**Directions**: Beneath this task is a listing. State how many of its lines include the string "Empates", giving nothing but the number.

**Supplied entries**:
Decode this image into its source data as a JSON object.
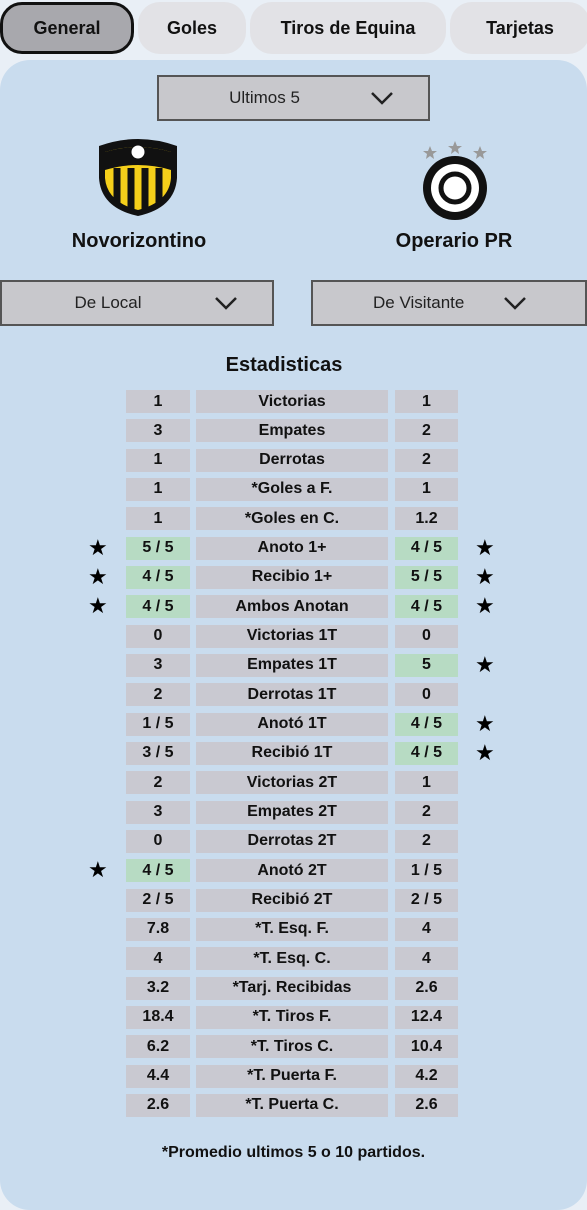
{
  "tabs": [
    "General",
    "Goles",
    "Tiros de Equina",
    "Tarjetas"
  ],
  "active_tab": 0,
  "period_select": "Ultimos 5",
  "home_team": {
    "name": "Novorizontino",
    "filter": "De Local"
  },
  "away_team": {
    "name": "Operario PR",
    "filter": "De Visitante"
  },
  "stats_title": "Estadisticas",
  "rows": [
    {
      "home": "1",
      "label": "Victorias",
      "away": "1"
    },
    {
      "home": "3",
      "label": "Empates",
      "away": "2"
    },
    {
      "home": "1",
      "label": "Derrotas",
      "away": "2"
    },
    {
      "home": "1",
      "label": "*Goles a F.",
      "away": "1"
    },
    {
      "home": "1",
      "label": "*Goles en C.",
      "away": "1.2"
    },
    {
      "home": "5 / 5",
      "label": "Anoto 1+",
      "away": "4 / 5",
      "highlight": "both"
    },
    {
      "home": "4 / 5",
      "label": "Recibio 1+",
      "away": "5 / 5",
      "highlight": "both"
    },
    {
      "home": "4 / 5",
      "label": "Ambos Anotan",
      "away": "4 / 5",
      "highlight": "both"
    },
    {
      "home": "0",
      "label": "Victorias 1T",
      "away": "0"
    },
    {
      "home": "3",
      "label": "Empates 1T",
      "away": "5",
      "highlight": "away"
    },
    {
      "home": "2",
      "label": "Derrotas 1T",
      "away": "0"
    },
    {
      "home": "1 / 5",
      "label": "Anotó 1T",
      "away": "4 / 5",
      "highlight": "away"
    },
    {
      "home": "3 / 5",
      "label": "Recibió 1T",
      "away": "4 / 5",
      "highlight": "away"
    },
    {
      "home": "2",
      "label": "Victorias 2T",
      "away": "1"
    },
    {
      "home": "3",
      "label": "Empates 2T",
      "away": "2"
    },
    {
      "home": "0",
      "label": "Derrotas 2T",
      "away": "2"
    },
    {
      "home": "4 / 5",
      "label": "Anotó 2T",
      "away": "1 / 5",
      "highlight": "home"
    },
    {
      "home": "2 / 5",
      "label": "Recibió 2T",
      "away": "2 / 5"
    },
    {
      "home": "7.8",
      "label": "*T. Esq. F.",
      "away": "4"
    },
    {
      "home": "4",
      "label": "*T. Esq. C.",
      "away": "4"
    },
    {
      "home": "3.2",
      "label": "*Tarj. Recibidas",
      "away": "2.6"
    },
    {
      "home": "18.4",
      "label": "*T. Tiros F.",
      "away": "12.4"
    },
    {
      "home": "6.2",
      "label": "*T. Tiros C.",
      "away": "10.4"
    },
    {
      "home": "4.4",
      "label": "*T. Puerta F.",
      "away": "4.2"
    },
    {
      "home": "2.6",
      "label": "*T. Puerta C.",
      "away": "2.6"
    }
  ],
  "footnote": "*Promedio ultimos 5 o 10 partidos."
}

**Worked answer**: 3